** REQUIRED TASK **
Can you output the records below exactly as they are written?

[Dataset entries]
^^^^^^^^

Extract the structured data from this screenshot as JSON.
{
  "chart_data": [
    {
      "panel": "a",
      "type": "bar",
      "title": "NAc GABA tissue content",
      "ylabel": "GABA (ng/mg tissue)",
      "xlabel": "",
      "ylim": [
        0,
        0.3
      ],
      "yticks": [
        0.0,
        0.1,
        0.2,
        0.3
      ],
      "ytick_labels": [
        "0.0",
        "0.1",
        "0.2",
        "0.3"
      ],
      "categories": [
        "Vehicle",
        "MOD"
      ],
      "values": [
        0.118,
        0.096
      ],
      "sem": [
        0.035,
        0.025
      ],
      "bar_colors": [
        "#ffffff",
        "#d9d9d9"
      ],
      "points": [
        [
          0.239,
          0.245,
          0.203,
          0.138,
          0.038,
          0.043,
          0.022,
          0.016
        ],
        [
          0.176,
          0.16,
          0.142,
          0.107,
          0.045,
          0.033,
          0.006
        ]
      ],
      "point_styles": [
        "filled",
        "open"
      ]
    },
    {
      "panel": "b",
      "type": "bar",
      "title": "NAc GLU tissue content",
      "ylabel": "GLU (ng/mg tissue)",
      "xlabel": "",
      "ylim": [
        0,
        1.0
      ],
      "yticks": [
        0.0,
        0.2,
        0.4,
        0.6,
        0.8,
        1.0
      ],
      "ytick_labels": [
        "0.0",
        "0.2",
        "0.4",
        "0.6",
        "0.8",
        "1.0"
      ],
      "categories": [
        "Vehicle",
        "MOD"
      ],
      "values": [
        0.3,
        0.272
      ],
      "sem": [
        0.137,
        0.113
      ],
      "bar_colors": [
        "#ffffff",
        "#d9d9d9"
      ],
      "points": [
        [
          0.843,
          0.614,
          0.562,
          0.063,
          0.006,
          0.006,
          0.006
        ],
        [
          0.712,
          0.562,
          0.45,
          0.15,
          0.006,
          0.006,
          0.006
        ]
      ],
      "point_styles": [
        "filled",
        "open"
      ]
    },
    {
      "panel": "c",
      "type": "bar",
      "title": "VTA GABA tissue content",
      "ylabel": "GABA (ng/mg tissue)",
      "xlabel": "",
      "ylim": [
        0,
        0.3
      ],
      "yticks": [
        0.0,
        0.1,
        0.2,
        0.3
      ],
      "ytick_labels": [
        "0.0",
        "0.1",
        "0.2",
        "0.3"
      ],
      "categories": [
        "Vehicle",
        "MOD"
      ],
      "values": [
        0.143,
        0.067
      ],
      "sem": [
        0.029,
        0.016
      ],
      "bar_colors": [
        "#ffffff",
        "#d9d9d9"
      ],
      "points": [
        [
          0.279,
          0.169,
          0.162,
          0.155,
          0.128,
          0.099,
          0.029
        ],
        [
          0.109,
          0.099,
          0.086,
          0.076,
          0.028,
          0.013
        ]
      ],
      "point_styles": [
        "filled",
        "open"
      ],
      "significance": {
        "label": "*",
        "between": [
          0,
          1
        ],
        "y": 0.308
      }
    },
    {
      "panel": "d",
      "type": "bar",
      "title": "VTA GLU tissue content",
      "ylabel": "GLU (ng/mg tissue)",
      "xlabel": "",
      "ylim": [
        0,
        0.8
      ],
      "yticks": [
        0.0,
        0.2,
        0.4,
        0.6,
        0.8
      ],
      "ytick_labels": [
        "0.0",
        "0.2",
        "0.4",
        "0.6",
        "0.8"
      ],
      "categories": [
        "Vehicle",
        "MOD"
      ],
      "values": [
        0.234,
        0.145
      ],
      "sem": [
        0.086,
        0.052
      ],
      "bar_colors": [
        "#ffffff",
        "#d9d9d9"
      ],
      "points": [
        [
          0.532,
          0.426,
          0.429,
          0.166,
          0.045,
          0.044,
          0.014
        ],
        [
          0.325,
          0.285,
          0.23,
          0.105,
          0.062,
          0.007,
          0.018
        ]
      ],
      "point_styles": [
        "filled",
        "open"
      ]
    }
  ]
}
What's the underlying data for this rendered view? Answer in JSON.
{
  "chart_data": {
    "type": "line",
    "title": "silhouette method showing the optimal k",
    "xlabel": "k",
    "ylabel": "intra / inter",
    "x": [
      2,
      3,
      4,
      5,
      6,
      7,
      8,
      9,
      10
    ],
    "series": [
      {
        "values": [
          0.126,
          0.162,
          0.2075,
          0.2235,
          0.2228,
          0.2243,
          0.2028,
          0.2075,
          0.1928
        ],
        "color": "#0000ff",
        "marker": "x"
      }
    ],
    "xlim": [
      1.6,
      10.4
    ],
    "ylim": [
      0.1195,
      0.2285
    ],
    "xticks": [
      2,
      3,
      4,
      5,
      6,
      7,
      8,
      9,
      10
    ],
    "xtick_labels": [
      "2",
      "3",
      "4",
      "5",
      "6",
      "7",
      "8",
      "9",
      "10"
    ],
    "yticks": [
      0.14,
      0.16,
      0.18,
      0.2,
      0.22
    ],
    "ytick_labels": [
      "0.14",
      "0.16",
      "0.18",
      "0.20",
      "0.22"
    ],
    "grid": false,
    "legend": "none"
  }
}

^^^^^^^^

** EXPECTED ANSWER **
Extract the structured data from this screenshot as JSON.
{
  "chart_data": [
    {
      "panel": "a",
      "type": "bar",
      "title": "NAc GABA tissue content",
      "ylabel": "GABA (ng/mg tissue)",
      "xlabel": "",
      "ylim": [
        0,
        0.3
      ],
      "yticks": [
        0.0,
        0.1,
        0.2,
        0.3
      ],
      "ytick_labels": [
        "0.0",
        "0.1",
        "0.2",
        "0.3"
      ],
      "categories": [
        "Vehicle",
        "MOD"
      ],
      "values": [
        0.118,
        0.096
      ],
      "sem": [
        0.035,
        0.025
      ],
      "bar_colors": [
        "#ffffff",
        "#d9d9d9"
      ],
      "points": [
        [
          0.239,
          0.245,
          0.203,
          0.138,
          0.038,
          0.043,
          0.022,
          0.016
        ],
        [
          0.176,
          0.16,
          0.142,
          0.107,
          0.045,
          0.033,
          0.006
        ]
      ],
      "point_styles": [
        "filled",
        "open"
      ]
    },
    {
      "panel": "b",
      "type": "bar",
      "title": "NAc GLU tissue content",
      "ylabel": "GLU (ng/mg tissue)",
      "xlabel": "",
      "ylim": [
        0,
        1.0
      ],
      "yticks": [
        0.0,
        0.2,
        0.4,
        0.6,
        0.8,
        1.0
      ],
      "ytick_labels": [
        "0.0",
        "0.2",
        "0.4",
        "0.6",
        "0.8",
        "1.0"
      ],
      "categories": [
        "Vehicle",
        "MOD"
      ],
      "values": [
        0.3,
        0.272
      ],
      "sem": [
        0.137,
        0.113
      ],
      "bar_colors": [
        "#ffffff",
        "#d9d9d9"
      ],
      "points": [
        [
          0.843,
          0.614,
          0.562,
          0.063,
          0.006,
          0.006,
          0.006
        ],
        [
          0.712,
          0.562,
          0.45,
          0.15,
          0.006,
          0.006,
          0.006
        ]
      ],
      "point_styles": [
        "filled",
        "open"
      ]
    },
    {
      "panel": "c",
      "type": "bar",
      "title": "VTA GABA tissue content",
      "ylabel": "GABA (ng/mg tissue)",
      "xlabel": "",
      "ylim": [
        0,
        0.3
      ],
      "yticks": [
        0.0,
        0.1,
        0.2,
        0.3
      ],
      "ytick_labels": [
        "0.0",
        "0.1",
        "0.2",
        "0.3"
      ],
      "categories": [
        "Vehicle",
        "MOD"
      ],
      "values": [
        0.143,
        0.067
      ],
      "sem": [
        0.029,
        0.016
      ],
      "bar_colors": [
        "#ffffff",
        "#d9d9d9"
      ],
      "points": [
        [
          0.279,
          0.169,
          0.162,
          0.155,
          0.128,
          0.099,
          0.029
        ],
        [
          0.109,
          0.099,
          0.086,
          0.076,
          0.028,
          0.013
        ]
      ],
      "point_styles": [
        "filled",
        "open"
      ],
      "significance": {
        "label": "*",
        "between": [
          0,
          1
        ],
        "y": 0.308
      }
    },
    {
      "panel": "d",
      "type": "bar",
      "title": "VTA GLU tissue content",
      "ylabel": "GLU (ng/mg tissue)",
      "xlabel": "",
      "ylim": [
        0,
        0.8
      ],
      "yticks": [
        0.0,
        0.2,
        0.4,
        0.6,
        0.8
      ],
      "ytick_labels": [
        "0.0",
        "0.2",
        "0.4",
        "0.6",
        "0.8"
      ],
      "categories": [
        "Vehicle",
        "MOD"
      ],
      "values": [
        0.234,
        0.145
      ],
      "sem": [
        0.086,
        0.052
      ],
      "bar_colors": [
        "#ffffff",
        "#d9d9d9"
      ],
      "points": [
        [
          0.532,
          0.426,
          0.429,
          0.166,
          0.045,
          0.044,
          0.014
        ],
        [
          0.325,
          0.285,
          0.23,
          0.105,
          0.062,
          0.007,
          0.018
        ]
      ],
      "point_styles": [
        "filled",
        "open"
      ]
    }
  ]
}
What's the underlying data for this rendered view? Answer in JSON.
{
  "chart_data": {
    "type": "line",
    "title": "silhouette method showing the optimal k",
    "xlabel": "k",
    "ylabel": "intra / inter",
    "x": [
      2,
      3,
      4,
      5,
      6,
      7,
      8,
      9,
      10
    ],
    "series": [
      {
        "values": [
          0.126,
          0.162,
          0.2075,
          0.2235,
          0.2228,
          0.2243,
          0.2028,
          0.2075,
          0.1928
        ],
        "color": "#0000ff",
        "marker": "x"
      }
    ],
    "xlim": [
      1.6,
      10.4
    ],
    "ylim": [
      0.1195,
      0.2285
    ],
    "xticks": [
      2,
      3,
      4,
      5,
      6,
      7,
      8,
      9,
      10
    ],
    "xtick_labels": [
      "2",
      "3",
      "4",
      "5",
      "6",
      "7",
      "8",
      "9",
      "10"
    ],
    "yticks": [
      0.14,
      0.16,
      0.18,
      0.2,
      0.22
    ],
    "ytick_labels": [
      "0.14",
      "0.16",
      "0.18",
      "0.20",
      "0.22"
    ],
    "grid": false,
    "legend": "none"
  }
}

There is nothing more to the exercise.